-- Requirements --
Check each line for the string "this" and give only the count of lines that have it.

— start of The input —

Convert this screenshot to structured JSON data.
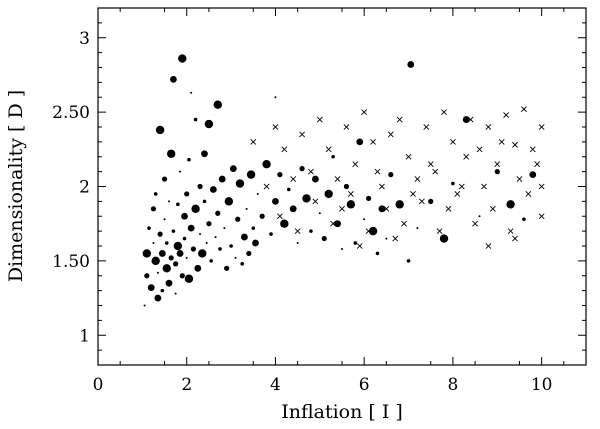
{
  "chart_data": {
    "type": "scatter",
    "xlabel": "Inflation [ I ]",
    "ylabel": "Dimensionality [ D ]",
    "xlim": [
      0,
      11
    ],
    "ylim": [
      0.8,
      3.2
    ],
    "xticks": [
      0,
      2,
      4,
      6,
      8,
      10
    ],
    "yticks": [
      1,
      1.5,
      2,
      2.5,
      3
    ],
    "xtick_labels": [
      "0",
      "2",
      "4",
      "6",
      "8",
      "10"
    ],
    "ytick_labels": [
      "1",
      "1.50",
      "2",
      "2.50",
      "3"
    ],
    "grid": false,
    "marker_color": "#000000",
    "series": [
      {
        "marker": "dot",
        "points": [
          [
            1.05,
            1.2
          ],
          [
            1.1,
            1.4
          ],
          [
            1.1,
            1.55
          ],
          [
            1.15,
            1.72
          ],
          [
            1.2,
            1.32
          ],
          [
            1.25,
            1.62
          ],
          [
            1.25,
            1.85
          ],
          [
            1.3,
            1.5
          ],
          [
            1.3,
            1.95
          ],
          [
            1.35,
            1.25
          ],
          [
            1.35,
            1.42
          ],
          [
            1.4,
            1.68
          ],
          [
            1.4,
            2.38
          ],
          [
            1.45,
            1.3
          ],
          [
            1.45,
            1.55
          ],
          [
            1.5,
            1.78
          ],
          [
            1.5,
            2.05
          ],
          [
            1.55,
            1.45
          ],
          [
            1.55,
            1.62
          ],
          [
            1.6,
            1.35
          ],
          [
            1.6,
            1.9
          ],
          [
            1.65,
            1.52
          ],
          [
            1.65,
            2.22
          ],
          [
            1.7,
            1.7
          ],
          [
            1.7,
            2.72
          ],
          [
            1.75,
            1.28
          ],
          [
            1.75,
            1.48
          ],
          [
            1.8,
            1.6
          ],
          [
            1.8,
            1.88
          ],
          [
            1.85,
            1.55
          ],
          [
            1.85,
            2.1
          ],
          [
            1.9,
            1.4
          ],
          [
            1.9,
            2.86
          ],
          [
            1.95,
            1.65
          ],
          [
            1.95,
            1.8
          ],
          [
            2.0,
            1.52
          ],
          [
            2.0,
            1.95
          ],
          [
            2.05,
            1.38
          ],
          [
            2.05,
            2.18
          ],
          [
            2.1,
            1.72
          ],
          [
            2.1,
            2.63
          ],
          [
            2.15,
            1.58
          ],
          [
            2.2,
            1.85
          ],
          [
            2.2,
            2.45
          ],
          [
            2.25,
            1.45
          ],
          [
            2.3,
            1.68
          ],
          [
            2.3,
            2.0
          ],
          [
            2.35,
            1.55
          ],
          [
            2.4,
            1.9
          ],
          [
            2.4,
            2.22
          ],
          [
            2.45,
            1.62
          ],
          [
            2.5,
            1.75
          ],
          [
            2.5,
            2.42
          ],
          [
            2.55,
            1.5
          ],
          [
            2.6,
            1.98
          ],
          [
            2.65,
            1.66
          ],
          [
            2.7,
            1.82
          ],
          [
            2.7,
            2.55
          ],
          [
            2.75,
            1.58
          ],
          [
            2.8,
            2.05
          ],
          [
            2.85,
            1.72
          ],
          [
            2.9,
            1.45
          ],
          [
            2.95,
            1.9
          ],
          [
            3.0,
            1.6
          ],
          [
            3.05,
            2.12
          ],
          [
            3.1,
            1.52
          ],
          [
            3.15,
            1.78
          ],
          [
            3.2,
            2.02
          ],
          [
            3.25,
            1.48
          ],
          [
            3.3,
            1.66
          ],
          [
            3.35,
            1.85
          ],
          [
            3.4,
            1.55
          ],
          [
            3.45,
            2.08
          ],
          [
            3.5,
            1.72
          ],
          [
            3.55,
            1.62
          ],
          [
            3.6,
            1.95
          ],
          [
            3.7,
            1.8
          ],
          [
            3.8,
            2.15
          ],
          [
            3.9,
            1.68
          ],
          [
            4.0,
            1.9
          ],
          [
            4.0,
            2.6
          ],
          [
            4.1,
            2.08
          ],
          [
            4.2,
            1.75
          ],
          [
            4.3,
            1.98
          ],
          [
            4.4,
            1.85
          ],
          [
            4.5,
            1.62
          ],
          [
            4.6,
            2.12
          ],
          [
            4.7,
            1.92
          ],
          [
            4.8,
            1.7
          ],
          [
            4.9,
            2.05
          ],
          [
            5.0,
            1.82
          ],
          [
            5.1,
            1.65
          ],
          [
            5.2,
            1.95
          ],
          [
            5.3,
            2.2
          ],
          [
            5.4,
            1.75
          ],
          [
            5.5,
            1.58
          ],
          [
            5.6,
            2.0
          ],
          [
            5.7,
            1.88
          ],
          [
            5.8,
            1.62
          ],
          [
            5.9,
            2.3
          ],
          [
            6.0,
            1.78
          ],
          [
            6.1,
            1.92
          ],
          [
            6.2,
            1.7
          ],
          [
            6.3,
            1.55
          ],
          [
            6.4,
            1.85
          ],
          [
            6.5,
            1.65
          ],
          [
            6.6,
            2.08
          ],
          [
            6.8,
            1.88
          ],
          [
            7.0,
            1.5
          ],
          [
            7.05,
            2.82
          ],
          [
            7.2,
            1.72
          ],
          [
            7.5,
            1.9
          ],
          [
            7.8,
            1.65
          ],
          [
            8.0,
            2.02
          ],
          [
            8.3,
            2.45
          ],
          [
            8.6,
            1.8
          ],
          [
            9.0,
            2.1
          ],
          [
            9.3,
            1.88
          ],
          [
            9.6,
            1.78
          ],
          [
            9.8,
            2.08
          ]
        ]
      },
      {
        "marker": "cross",
        "points": [
          [
            3.5,
            2.3
          ],
          [
            3.8,
            2.0
          ],
          [
            4.0,
            2.4
          ],
          [
            4.2,
            2.25
          ],
          [
            4.4,
            2.05
          ],
          [
            4.6,
            2.35
          ],
          [
            4.8,
            2.1
          ],
          [
            5.0,
            2.45
          ],
          [
            5.2,
            2.25
          ],
          [
            5.4,
            2.05
          ],
          [
            5.6,
            2.4
          ],
          [
            5.8,
            2.15
          ],
          [
            6.0,
            2.5
          ],
          [
            6.2,
            2.3
          ],
          [
            6.4,
            2.0
          ],
          [
            6.6,
            2.35
          ],
          [
            6.8,
            2.45
          ],
          [
            7.0,
            2.2
          ],
          [
            7.2,
            2.05
          ],
          [
            7.4,
            2.4
          ],
          [
            7.6,
            2.1
          ],
          [
            7.8,
            2.5
          ],
          [
            8.0,
            2.3
          ],
          [
            8.2,
            2.0
          ],
          [
            8.4,
            2.45
          ],
          [
            8.6,
            2.25
          ],
          [
            8.8,
            2.4
          ],
          [
            9.0,
            2.15
          ],
          [
            9.2,
            2.48
          ],
          [
            9.4,
            2.28
          ],
          [
            9.6,
            2.52
          ],
          [
            9.8,
            2.25
          ],
          [
            10.0,
            2.4
          ],
          [
            4.1,
            1.8
          ],
          [
            4.5,
            1.7
          ],
          [
            4.9,
            1.9
          ],
          [
            5.3,
            1.75
          ],
          [
            5.7,
            1.95
          ],
          [
            6.1,
            1.7
          ],
          [
            6.5,
            1.85
          ],
          [
            6.9,
            1.75
          ],
          [
            7.3,
            1.9
          ],
          [
            7.7,
            1.7
          ],
          [
            8.1,
            1.95
          ],
          [
            8.5,
            1.75
          ],
          [
            8.9,
            1.85
          ],
          [
            9.3,
            1.7
          ],
          [
            9.7,
            1.95
          ],
          [
            10.0,
            1.8
          ],
          [
            7.1,
            1.95
          ],
          [
            7.5,
            2.15
          ],
          [
            7.9,
            1.85
          ],
          [
            8.3,
            2.2
          ],
          [
            8.7,
            2.0
          ],
          [
            9.1,
            2.3
          ],
          [
            9.5,
            2.05
          ],
          [
            9.9,
            2.15
          ],
          [
            6.3,
            2.1
          ],
          [
            6.7,
            1.65
          ],
          [
            5.5,
            1.85
          ],
          [
            5.9,
            1.6
          ],
          [
            8.8,
            1.6
          ],
          [
            9.4,
            1.65
          ],
          [
            10.0,
            2.0
          ]
        ]
      }
    ]
  }
}
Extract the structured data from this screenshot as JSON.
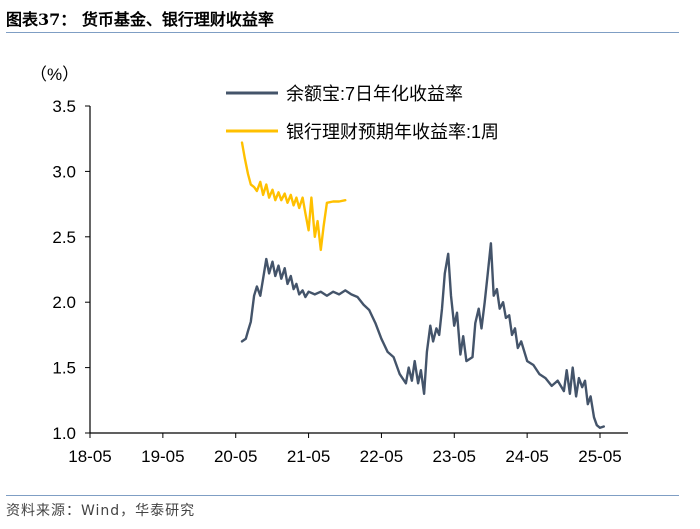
{
  "header": {
    "title": "图表37：  货币基金、银行理财收益率"
  },
  "footer": {
    "source": "资料来源：Wind，华泰研究"
  },
  "colors": {
    "rule": "#7f9ec4",
    "series_1": "#44546a",
    "series_2": "#ffc000"
  },
  "chart_data": {
    "type": "line",
    "title": "",
    "ylabel": "（%）",
    "xlabel": "",
    "ylim": [
      1.0,
      3.5
    ],
    "yticks": [
      "1.0",
      "1.5",
      "2.0",
      "2.5",
      "3.0",
      "3.5"
    ],
    "xticks": [
      "18-05",
      "19-05",
      "20-05",
      "21-05",
      "22-05",
      "23-05",
      "24-05",
      "25-05"
    ],
    "x_is_date_axis": true,
    "x_range": [
      "2018-05",
      "2025-06"
    ],
    "grid": false,
    "legend_placement": "top-center",
    "series": [
      {
        "name": "余额宝:7日年化收益率",
        "color": "#44546a",
        "points": [
          [
            "2020-06",
            1.7
          ],
          [
            "2020-06-20",
            1.72
          ],
          [
            "2020-07",
            1.78
          ],
          [
            "2020-07-15",
            1.85
          ],
          [
            "2020-08",
            2.05
          ],
          [
            "2020-08-15",
            2.12
          ],
          [
            "2020-09",
            2.05
          ],
          [
            "2020-09-15",
            2.18
          ],
          [
            "2020-10",
            2.33
          ],
          [
            "2020-10-15",
            2.22
          ],
          [
            "2020-11",
            2.31
          ],
          [
            "2020-11-15",
            2.2
          ],
          [
            "2020-12",
            2.28
          ],
          [
            "2020-12-15",
            2.18
          ],
          [
            "2021-01",
            2.26
          ],
          [
            "2021-01-15",
            2.14
          ],
          [
            "2021-02",
            2.2
          ],
          [
            "2021-02-15",
            2.1
          ],
          [
            "2021-03",
            2.14
          ],
          [
            "2021-03-15",
            2.06
          ],
          [
            "2021-04",
            2.09
          ],
          [
            "2021-04-15",
            2.04
          ],
          [
            "2021-05",
            2.08
          ],
          [
            "2021-06",
            2.06
          ],
          [
            "2021-07",
            2.08
          ],
          [
            "2021-08",
            2.05
          ],
          [
            "2021-09",
            2.08
          ],
          [
            "2021-10",
            2.06
          ],
          [
            "2021-11",
            2.09
          ],
          [
            "2021-12",
            2.06
          ],
          [
            "2022-01",
            2.04
          ],
          [
            "2022-02",
            1.98
          ],
          [
            "2022-03",
            1.94
          ],
          [
            "2022-04",
            1.84
          ],
          [
            "2022-05",
            1.72
          ],
          [
            "2022-06",
            1.62
          ],
          [
            "2022-07",
            1.58
          ],
          [
            "2022-08",
            1.45
          ],
          [
            "2022-09",
            1.38
          ],
          [
            "2022-09-15",
            1.5
          ],
          [
            "2022-10",
            1.4
          ],
          [
            "2022-10-15",
            1.55
          ],
          [
            "2022-11",
            1.38
          ],
          [
            "2022-11-15",
            1.48
          ],
          [
            "2022-12",
            1.3
          ],
          [
            "2022-12-15",
            1.62
          ],
          [
            "2023-01",
            1.82
          ],
          [
            "2023-01-15",
            1.7
          ],
          [
            "2023-02",
            1.8
          ],
          [
            "2023-02-15",
            1.75
          ],
          [
            "2023-03",
            1.95
          ],
          [
            "2023-03-15",
            2.22
          ],
          [
            "2023-04",
            2.37
          ],
          [
            "2023-04-15",
            2.05
          ],
          [
            "2023-05",
            1.82
          ],
          [
            "2023-05-15",
            1.92
          ],
          [
            "2023-06",
            1.6
          ],
          [
            "2023-06-15",
            1.74
          ],
          [
            "2023-07",
            1.55
          ],
          [
            "2023-08",
            1.58
          ],
          [
            "2023-08-15",
            1.84
          ],
          [
            "2023-09",
            1.95
          ],
          [
            "2023-09-15",
            1.8
          ],
          [
            "2023-10",
            2.0
          ],
          [
            "2023-10-15",
            2.2
          ],
          [
            "2023-11",
            2.45
          ],
          [
            "2023-11-15",
            2.05
          ],
          [
            "2023-12",
            2.1
          ],
          [
            "2023-12-15",
            1.95
          ],
          [
            "2024-01",
            2.0
          ],
          [
            "2024-01-15",
            1.88
          ],
          [
            "2024-02",
            1.9
          ],
          [
            "2024-02-15",
            1.75
          ],
          [
            "2024-03",
            1.8
          ],
          [
            "2024-03-15",
            1.65
          ],
          [
            "2024-04",
            1.7
          ],
          [
            "2024-05",
            1.55
          ],
          [
            "2024-06",
            1.52
          ],
          [
            "2024-07",
            1.45
          ],
          [
            "2024-08",
            1.42
          ],
          [
            "2024-09",
            1.36
          ],
          [
            "2024-10",
            1.4
          ],
          [
            "2024-11",
            1.32
          ],
          [
            "2024-11-15",
            1.48
          ],
          [
            "2024-12",
            1.3
          ],
          [
            "2024-12-15",
            1.5
          ],
          [
            "2025-01",
            1.28
          ],
          [
            "2025-01-15",
            1.42
          ],
          [
            "2025-02",
            1.35
          ],
          [
            "2025-02-15",
            1.4
          ],
          [
            "2025-03",
            1.22
          ],
          [
            "2025-03-15",
            1.28
          ],
          [
            "2025-04",
            1.12
          ],
          [
            "2025-04-15",
            1.06
          ],
          [
            "2025-05",
            1.04
          ],
          [
            "2025-05-20",
            1.05
          ]
        ]
      },
      {
        "name": "银行理财预期年收益率:1周",
        "color": "#ffc000",
        "points": [
          [
            "2020-06",
            3.22
          ],
          [
            "2020-06-15",
            3.1
          ],
          [
            "2020-07",
            2.98
          ],
          [
            "2020-07-15",
            2.9
          ],
          [
            "2020-08",
            2.88
          ],
          [
            "2020-08-15",
            2.85
          ],
          [
            "2020-09",
            2.92
          ],
          [
            "2020-09-15",
            2.82
          ],
          [
            "2020-10",
            2.9
          ],
          [
            "2020-10-15",
            2.8
          ],
          [
            "2020-11",
            2.86
          ],
          [
            "2020-11-15",
            2.78
          ],
          [
            "2020-12",
            2.84
          ],
          [
            "2020-12-15",
            2.78
          ],
          [
            "2021-01",
            2.83
          ],
          [
            "2021-01-15",
            2.76
          ],
          [
            "2021-02",
            2.82
          ],
          [
            "2021-02-15",
            2.74
          ],
          [
            "2021-03",
            2.8
          ],
          [
            "2021-03-15",
            2.72
          ],
          [
            "2021-04",
            2.8
          ],
          [
            "2021-04-15",
            2.68
          ],
          [
            "2021-05",
            2.55
          ],
          [
            "2021-05-15",
            2.8
          ],
          [
            "2021-06",
            2.5
          ],
          [
            "2021-06-15",
            2.62
          ],
          [
            "2021-07",
            2.4
          ],
          [
            "2021-07-15",
            2.58
          ],
          [
            "2021-08",
            2.76
          ],
          [
            "2021-09",
            2.77
          ],
          [
            "2021-10",
            2.77
          ],
          [
            "2021-11",
            2.78
          ]
        ]
      }
    ]
  }
}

— end of The input —

-- Output of the exercise --
2